From the listing that follows, output everything exactly except the pictures.

### [Data supplied]
==============================

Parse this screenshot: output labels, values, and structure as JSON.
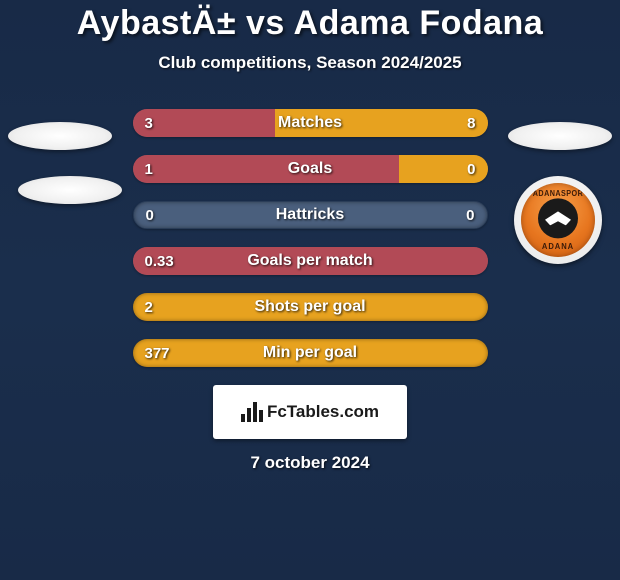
{
  "title": "AybastÄ± vs Adama Fodana",
  "subtitle": "Club competitions, Season 2024/2025",
  "date": "7 october 2024",
  "branding": {
    "text": "FcTables.com"
  },
  "colors": {
    "left_bar": "#b24a56",
    "right_bar": "#e7a21f",
    "neutral_bar": "#4a5f7d",
    "bar_border": "#2a3d58"
  },
  "team_right_badge": {
    "top_text": "ADANASPOR",
    "bottom_text": "ADANA"
  },
  "stats": [
    {
      "label": "Matches",
      "left_val": "3",
      "right_val": "8",
      "left_pct": 40,
      "right_pct": 60,
      "neutral": false
    },
    {
      "label": "Goals",
      "left_val": "1",
      "right_val": "0",
      "left_pct": 75,
      "right_pct": 25,
      "neutral": false
    },
    {
      "label": "Hattricks",
      "left_val": "0",
      "right_val": "0",
      "left_pct": 0,
      "right_pct": 0,
      "neutral": true
    },
    {
      "label": "Goals per match",
      "left_val": "0.33",
      "right_val": "",
      "left_pct": 100,
      "right_pct": 0,
      "neutral": false
    },
    {
      "label": "Shots per goal",
      "left_val": "2",
      "right_val": "",
      "left_pct": 0,
      "right_pct": 100,
      "neutral": false,
      "full_right": true
    },
    {
      "label": "Min per goal",
      "left_val": "377",
      "right_val": "",
      "left_pct": 0,
      "right_pct": 100,
      "neutral": false,
      "full_right": true
    }
  ]
}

==============================

### [Response to the exercise]
Parse this screenshot: output labels, values, and structure as JSON.
{
  "title": "AybastÄ± vs Adama Fodana",
  "subtitle": "Club competitions, Season 2024/2025",
  "date": "7 october 2024",
  "branding": {
    "text": "FcTables.com"
  },
  "colors": {
    "left_bar": "#b24a56",
    "right_bar": "#e7a21f",
    "neutral_bar": "#4a5f7d",
    "bar_border": "#2a3d58"
  },
  "team_right_badge": {
    "top_text": "ADANASPOR",
    "bottom_text": "ADANA"
  },
  "stats": [
    {
      "label": "Matches",
      "left_val": "3",
      "right_val": "8",
      "left_pct": 40,
      "right_pct": 60,
      "neutral": false
    },
    {
      "label": "Goals",
      "left_val": "1",
      "right_val": "0",
      "left_pct": 75,
      "right_pct": 25,
      "neutral": false
    },
    {
      "label": "Hattricks",
      "left_val": "0",
      "right_val": "0",
      "left_pct": 0,
      "right_pct": 0,
      "neutral": true
    },
    {
      "label": "Goals per match",
      "left_val": "0.33",
      "right_val": "",
      "left_pct": 100,
      "right_pct": 0,
      "neutral": false
    },
    {
      "label": "Shots per goal",
      "left_val": "2",
      "right_val": "",
      "left_pct": 0,
      "right_pct": 100,
      "neutral": false,
      "full_right": true
    },
    {
      "label": "Min per goal",
      "left_val": "377",
      "right_val": "",
      "left_pct": 0,
      "right_pct": 100,
      "neutral": false,
      "full_right": true
    }
  ]
}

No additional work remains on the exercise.